◆ Task directions:
Don't copy the pictures; return every other part of the records exactly.

◆ Provided data:
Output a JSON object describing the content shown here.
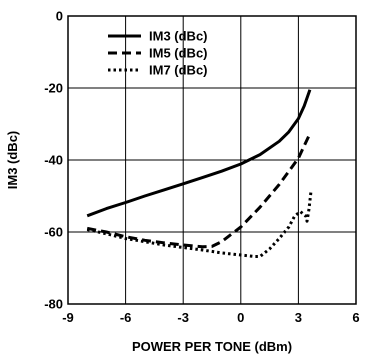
{
  "chart_data": {
    "type": "line",
    "title": "",
    "xlabel": "POWER PER TONE (dBm)",
    "ylabel": "IM3 (dBc)",
    "xlim": [
      -9,
      6
    ],
    "ylim": [
      -80,
      0
    ],
    "x_ticks": [
      -9,
      -6,
      -3,
      0,
      3,
      6
    ],
    "x_tick_labels": [
      "-9",
      "-6",
      "-3",
      "0",
      "3",
      "6"
    ],
    "y_ticks": [
      -80,
      -60,
      -40,
      -20,
      0
    ],
    "y_tick_labels": [
      "-80",
      "-60",
      "-40",
      "-20",
      "0"
    ],
    "grid": true,
    "legend_position": "top-left",
    "series": [
      {
        "name": "IM3 (dBc)",
        "line_style": "solid",
        "color": "#000000",
        "x": [
          -8,
          -7,
          -6,
          -5,
          -4,
          -3,
          -2,
          -1,
          0,
          1,
          2,
          2.5,
          3,
          3.3,
          3.6
        ],
        "y": [
          -55.5,
          -53.5,
          -51.8,
          -50,
          -48.3,
          -46.6,
          -44.9,
          -43.1,
          -41.1,
          -38.5,
          -34.8,
          -32.2,
          -28.5,
          -25,
          -20.5
        ]
      },
      {
        "name": "IM5 (dBc)",
        "line_style": "dashed",
        "color": "#000000",
        "x": [
          -8,
          -7,
          -6,
          -5,
          -4,
          -3,
          -2,
          -1.5,
          -1,
          0,
          1,
          2,
          3,
          3.6
        ],
        "y": [
          -59,
          -60,
          -61.3,
          -62.3,
          -63,
          -63.6,
          -64.1,
          -64,
          -62.7,
          -58.6,
          -53.1,
          -46.8,
          -39.5,
          -32.7
        ]
      },
      {
        "name": "IM7 (dBc)",
        "line_style": "dotted",
        "color": "#000000",
        "x": [
          -8,
          -7,
          -6,
          -5,
          -4,
          -3,
          -2,
          -1,
          0,
          0.7,
          1,
          1.5,
          2,
          2.5,
          2.8,
          3.1,
          3.4,
          3.45,
          3.55,
          3.65
        ],
        "y": [
          -59.3,
          -60.5,
          -61.8,
          -62.7,
          -63.6,
          -64.3,
          -65,
          -65.8,
          -66.4,
          -66.8,
          -66.8,
          -64.7,
          -61.8,
          -58.6,
          -55.6,
          -54.3,
          -55.7,
          -57,
          -53.6,
          -48.9
        ]
      }
    ]
  }
}
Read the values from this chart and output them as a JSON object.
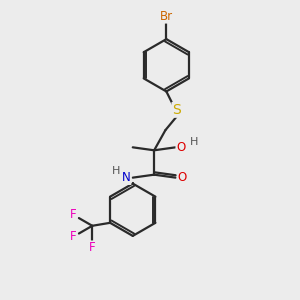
{
  "background_color": "#ececec",
  "figsize": [
    3.0,
    3.0
  ],
  "dpi": 100,
  "atom_colors": {
    "Br": "#cc6600",
    "S": "#ccaa00",
    "O": "#dd0000",
    "N": "#0000cc",
    "F": "#ee00bb",
    "H": "#555555",
    "C": "#222222"
  },
  "bond_color": "#2a2a2a",
  "bond_lw": 1.6,
  "font_size": 8.5
}
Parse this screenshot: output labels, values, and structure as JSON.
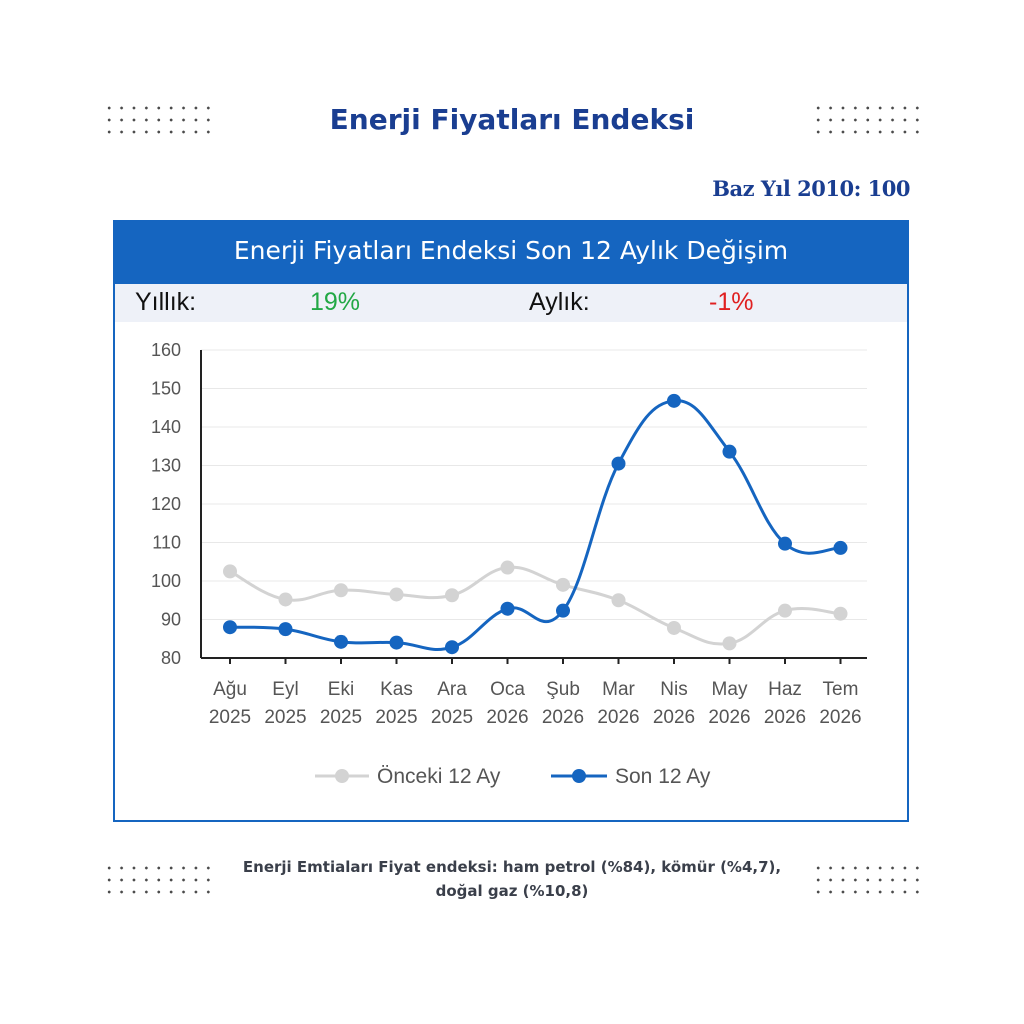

◆ Exercise solution:
Output a JSON object describing the content shown here.
{
  "chart_data": {
    "type": "line",
    "title": "",
    "xlabel": "POWER PER TONE (dBm)",
    "ylabel": "IM3 (dBc)",
    "xlim": [
      -9,
      6
    ],
    "ylim": [
      -80,
      0
    ],
    "x_ticks": [
      -9,
      -6,
      -3,
      0,
      3,
      6
    ],
    "x_tick_labels": [
      "-9",
      "-6",
      "-3",
      "0",
      "3",
      "6"
    ],
    "y_ticks": [
      -80,
      -60,
      -40,
      -20,
      0
    ],
    "y_tick_labels": [
      "-80",
      "-60",
      "-40",
      "-20",
      "0"
    ],
    "grid": true,
    "legend_position": "top-left",
    "series": [
      {
        "name": "IM3 (dBc)",
        "line_style": "solid",
        "color": "#000000",
        "x": [
          -8,
          -7,
          -6,
          -5,
          -4,
          -3,
          -2,
          -1,
          0,
          1,
          2,
          2.5,
          3,
          3.3,
          3.6
        ],
        "y": [
          -55.5,
          -53.5,
          -51.8,
          -50,
          -48.3,
          -46.6,
          -44.9,
          -43.1,
          -41.1,
          -38.5,
          -34.8,
          -32.2,
          -28.5,
          -25,
          -20.5
        ]
      },
      {
        "name": "IM5 (dBc)",
        "line_style": "dashed",
        "color": "#000000",
        "x": [
          -8,
          -7,
          -6,
          -5,
          -4,
          -3,
          -2,
          -1.5,
          -1,
          0,
          1,
          2,
          3,
          3.6
        ],
        "y": [
          -59,
          -60,
          -61.3,
          -62.3,
          -63,
          -63.6,
          -64.1,
          -64,
          -62.7,
          -58.6,
          -53.1,
          -46.8,
          -39.5,
          -32.7
        ]
      },
      {
        "name": "IM7 (dBc)",
        "line_style": "dotted",
        "color": "#000000",
        "x": [
          -8,
          -7,
          -6,
          -5,
          -4,
          -3,
          -2,
          -1,
          0,
          0.7,
          1,
          1.5,
          2,
          2.5,
          2.8,
          3.1,
          3.4,
          3.45,
          3.55,
          3.65
        ],
        "y": [
          -59.3,
          -60.5,
          -61.8,
          -62.7,
          -63.6,
          -64.3,
          -65,
          -65.8,
          -66.4,
          -66.8,
          -66.8,
          -64.7,
          -61.8,
          -58.6,
          -55.6,
          -54.3,
          -55.7,
          -57,
          -53.6,
          -48.9
        ]
      }
    ]
  }
}
Read the values from this chart and output them as a JSON object.
{
  "background_color": "#ececec",
  "figsize": [
    3.0,
    3.0
  ],
  "dpi": 100,
  "atom_colors": {
    "Br": "#cc6600",
    "S": "#ccaa00",
    "O": "#dd0000",
    "N": "#0000cc",
    "F": "#ee00bb",
    "H": "#555555",
    "C": "#222222"
  },
  "bond_color": "#2a2a2a",
  "bond_lw": 1.6,
  "font_size": 8.5
}
Parse this screenshot: output labels, values, and structure as JSON.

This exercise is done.